_What is being asked_:
List each line of the data that holds the word "dashed".
>>>>
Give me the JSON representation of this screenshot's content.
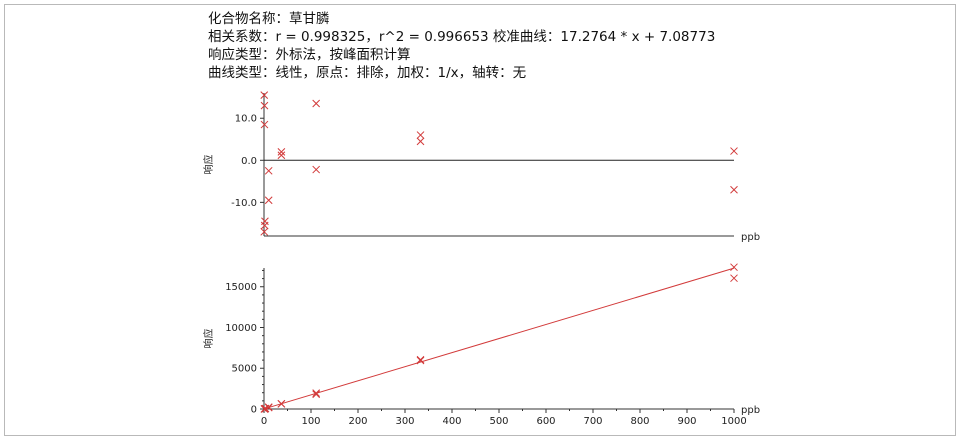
{
  "header": {
    "line1": "化合物名称：草甘膦",
    "line2": "相关系数：r = 0.998325，r^2 = 0.996653 校准曲线：17.2764 * x + 7.08773",
    "line3": "响应类型：外标法，按峰面积计算",
    "line4": "曲线类型：线性，原点：排除，加权：1/x，轴转：无"
  },
  "chart_data": [
    {
      "type": "scatter",
      "ylabel": "响应",
      "xlabel": "ppb",
      "xlim": [
        0,
        1000
      ],
      "ylim": [
        -18,
        16
      ],
      "y_ticks": [
        10.0,
        0.0,
        -10.0
      ],
      "y_tick_labels": [
        "10.0",
        "0.0",
        "-10.0"
      ],
      "zero_line": true,
      "marker_color": "#d23a3a",
      "points": [
        {
          "x": 0.5,
          "y": 15.5
        },
        {
          "x": 1,
          "y": 13.0
        },
        {
          "x": 1,
          "y": 8.5
        },
        {
          "x": 2,
          "y": -14.5
        },
        {
          "x": 1.5,
          "y": -15.5
        },
        {
          "x": 0.5,
          "y": -17.0
        },
        {
          "x": 10,
          "y": -2.5
        },
        {
          "x": 10,
          "y": -9.5
        },
        {
          "x": 37,
          "y": 2.0
        },
        {
          "x": 37,
          "y": 1.2
        },
        {
          "x": 111,
          "y": 13.5
        },
        {
          "x": 111,
          "y": -2.2
        },
        {
          "x": 333,
          "y": 6.0
        },
        {
          "x": 333,
          "y": 4.5
        },
        {
          "x": 1000,
          "y": 2.2
        },
        {
          "x": 1000,
          "y": -7.0
        }
      ]
    },
    {
      "type": "scatter",
      "ylabel": "响应",
      "xlabel": "ppb",
      "xlim": [
        0,
        1000
      ],
      "ylim": [
        0,
        17300
      ],
      "y_ticks": [
        0,
        5000,
        10000,
        15000
      ],
      "y_tick_labels": [
        "0",
        "5000",
        "10000",
        "15000"
      ],
      "x_ticks": [
        0,
        100,
        200,
        300,
        400,
        500,
        600,
        700,
        800,
        900,
        1000
      ],
      "x_tick_labels": [
        "0",
        "100",
        "200",
        "300",
        "400",
        "500",
        "600",
        "700",
        "800",
        "900",
        "1000"
      ],
      "fit_line": {
        "slope": 17.2764,
        "intercept": 7.08773
      },
      "marker_color": "#d23a3a",
      "line_color": "#d23a3a",
      "points": [
        {
          "x": 1,
          "y": 20
        },
        {
          "x": 1,
          "y": 5
        },
        {
          "x": 3,
          "y": 60
        },
        {
          "x": 3,
          "y": 40
        },
        {
          "x": 10,
          "y": 170
        },
        {
          "x": 10,
          "y": 230
        },
        {
          "x": 37,
          "y": 650
        },
        {
          "x": 37,
          "y": 620
        },
        {
          "x": 111,
          "y": 1950
        },
        {
          "x": 111,
          "y": 1800
        },
        {
          "x": 333,
          "y": 6050
        },
        {
          "x": 333,
          "y": 5950
        },
        {
          "x": 1000,
          "y": 17400
        },
        {
          "x": 1000,
          "y": 16050
        }
      ]
    }
  ]
}
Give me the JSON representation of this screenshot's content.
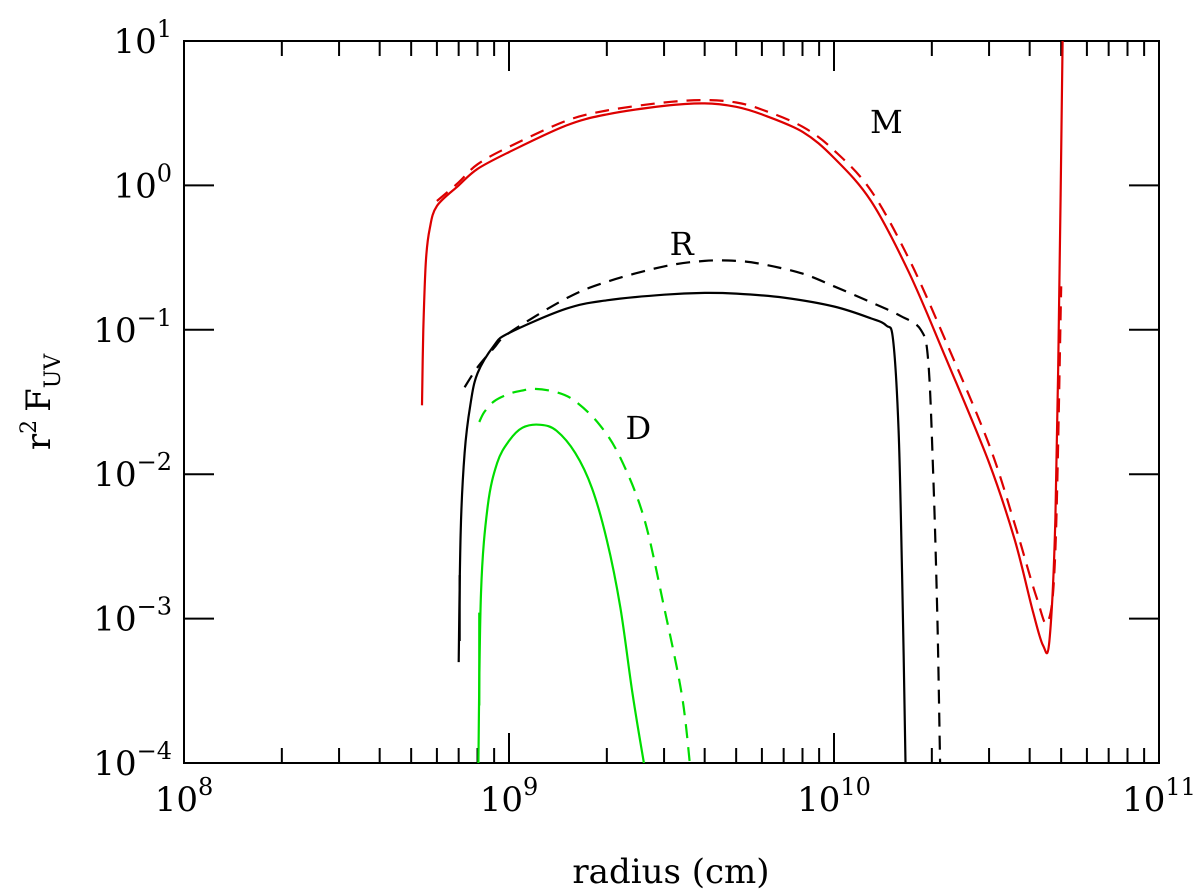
{
  "chart_data": {
    "type": "line",
    "title": "",
    "xlabel": "radius (cm)",
    "ylabel_base": "r",
    "ylabel_sup": "2",
    "ylabel_main": "F",
    "ylabel_sub": "UV",
    "xscale": "log",
    "yscale": "log",
    "xlim": [
      100000000.0,
      100000000000.0
    ],
    "ylim": [
      0.0001,
      10
    ],
    "x_ticks": [
      {
        "value": 100000000.0,
        "base": "10",
        "exp": "8"
      },
      {
        "value": 1000000000.0,
        "base": "10",
        "exp": "9"
      },
      {
        "value": 10000000000.0,
        "base": "10",
        "exp": "10"
      },
      {
        "value": 100000000000.0,
        "base": "10",
        "exp": "11"
      }
    ],
    "y_ticks": [
      {
        "value": 0.0001,
        "base": "10",
        "exp": "−4"
      },
      {
        "value": 0.001,
        "base": "10",
        "exp": "−3"
      },
      {
        "value": 0.01,
        "base": "10",
        "exp": "−2"
      },
      {
        "value": 0.1,
        "base": "10",
        "exp": "−1"
      },
      {
        "value": 1,
        "base": "10",
        "exp": "0"
      },
      {
        "value": 10,
        "base": "10",
        "exp": "1"
      }
    ],
    "series": [
      {
        "name": "M-solid",
        "label": "M",
        "color": "#dd0000",
        "dash": false,
        "x": [
          540000000.0,
          545000000.0,
          555000000.0,
          570000000.0,
          600000000.0,
          700000000.0,
          800000000.0,
          1000000000.0,
          1500000000.0,
          2000000000.0,
          3000000000.0,
          4000000000.0,
          5000000000.0,
          6000000000.0,
          8000000000.0,
          10000000000.0,
          13000000000.0,
          17000000000.0,
          22000000000.0,
          30000000000.0,
          36000000000.0,
          41000000000.0,
          44000000000.0,
          46000000000.0,
          48000000000.0,
          49500000000.0,
          50500000000.0
        ],
        "y": [
          0.03,
          0.1,
          0.3,
          0.5,
          0.72,
          1.0,
          1.3,
          1.7,
          2.6,
          3.1,
          3.55,
          3.7,
          3.5,
          3.1,
          2.35,
          1.55,
          0.78,
          0.25,
          0.065,
          0.012,
          0.0035,
          0.0011,
          0.00065,
          0.0007,
          0.005,
          0.3,
          10
        ]
      },
      {
        "name": "M-dashed",
        "label": "M",
        "color": "#dd0000",
        "dash": true,
        "x": [
          600000000.0,
          700000000.0,
          800000000.0,
          1000000000.0,
          1500000000.0,
          2000000000.0,
          3000000000.0,
          4000000000.0,
          5000000000.0,
          6000000000.0,
          8000000000.0,
          10000000000.0,
          13000000000.0,
          17000000000.0,
          22000000000.0,
          30000000000.0,
          36000000000.0,
          42000000000.0,
          45500000000.0,
          48000000000.0,
          50000000000.0
        ],
        "y": [
          0.78,
          1.05,
          1.4,
          1.85,
          2.8,
          3.3,
          3.75,
          3.9,
          3.75,
          3.35,
          2.55,
          1.75,
          0.92,
          0.31,
          0.085,
          0.016,
          0.0045,
          0.0014,
          0.00095,
          0.003,
          0.2
        ]
      },
      {
        "name": "R-solid",
        "label": "R",
        "color": "#000000",
        "dash": false,
        "x": [
          700000000.0,
          710000000.0,
          730000000.0,
          760000000.0,
          800000000.0,
          900000000.0,
          1000000000.0,
          1500000000.0,
          2000000000.0,
          3000000000.0,
          4000000000.0,
          5000000000.0,
          7000000000.0,
          10000000000.0,
          13000000000.0,
          14500000000.0,
          15200000000.0,
          15800000000.0,
          16200000000.0,
          16600000000.0
        ],
        "y": [
          0.0005,
          0.004,
          0.014,
          0.03,
          0.05,
          0.078,
          0.095,
          0.14,
          0.16,
          0.175,
          0.18,
          0.178,
          0.167,
          0.145,
          0.12,
          0.107,
          0.085,
          0.02,
          0.002,
          0.0001
        ]
      },
      {
        "name": "R-dashed",
        "label": "R",
        "color": "#000000",
        "dash": true,
        "x": [
          730000000.0,
          800000000.0,
          900000000.0,
          1000000000.0,
          1500000000.0,
          2000000000.0,
          3000000000.0,
          4000000000.0,
          5000000000.0,
          6000000000.0,
          8000000000.0,
          10000000000.0,
          13000000000.0,
          16000000000.0,
          18500000000.0,
          19500000000.0,
          20200000000.0,
          20800000000.0,
          21200000000.0
        ],
        "y": [
          0.04,
          0.055,
          0.075,
          0.095,
          0.165,
          0.215,
          0.275,
          0.3,
          0.3,
          0.285,
          0.245,
          0.2,
          0.155,
          0.125,
          0.1,
          0.06,
          0.01,
          0.001,
          0.0001
        ]
      },
      {
        "name": "D-solid",
        "label": "D",
        "color": "#00dd00",
        "dash": false,
        "x": [
          805000000.0,
          820000000.0,
          860000000.0,
          920000000.0,
          1000000000.0,
          1100000000.0,
          1250000000.0,
          1400000000.0,
          1600000000.0,
          1800000000.0,
          2000000000.0,
          2200000000.0,
          2400000000.0,
          2600000000.0
        ],
        "y": [
          0.0001,
          0.0015,
          0.006,
          0.012,
          0.017,
          0.021,
          0.022,
          0.02,
          0.014,
          0.008,
          0.0035,
          0.0012,
          0.0003,
          0.0001
        ]
      },
      {
        "name": "D-dashed",
        "label": "D",
        "color": "#00dd00",
        "dash": true,
        "x": [
          810000000.0,
          840000000.0,
          900000000.0,
          1000000000.0,
          1100000000.0,
          1200000000.0,
          1400000000.0,
          1600000000.0,
          1900000000.0,
          2200000000.0,
          2600000000.0,
          3000000000.0,
          3400000000.0,
          3600000000.0
        ],
        "y": [
          0.023,
          0.027,
          0.032,
          0.036,
          0.038,
          0.039,
          0.037,
          0.032,
          0.022,
          0.013,
          0.005,
          0.0012,
          0.0003,
          0.0001
        ]
      }
    ],
    "annotations": [
      {
        "text": "M",
        "x": 14500000000.0,
        "y": 2.3
      },
      {
        "text": "R",
        "x": 3400000000.0,
        "y": 0.33
      },
      {
        "text": "D",
        "x": 2500000000.0,
        "y": 0.0175
      }
    ],
    "short_vertical_segments": [
      {
        "series_color": "#000000",
        "x": 705000000.0,
        "y_from": 0.0007,
        "y_to": 0.002
      },
      {
        "series_color": "#00dd00",
        "x": 810000000.0,
        "y_from": 0.00025,
        "y_to": 0.0011
      }
    ],
    "grid": false,
    "legend": "none"
  }
}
<<<<
_Response below_:
        "name": "M-dashed",
        "name": "R-dashed",
        "name": "D-dashed",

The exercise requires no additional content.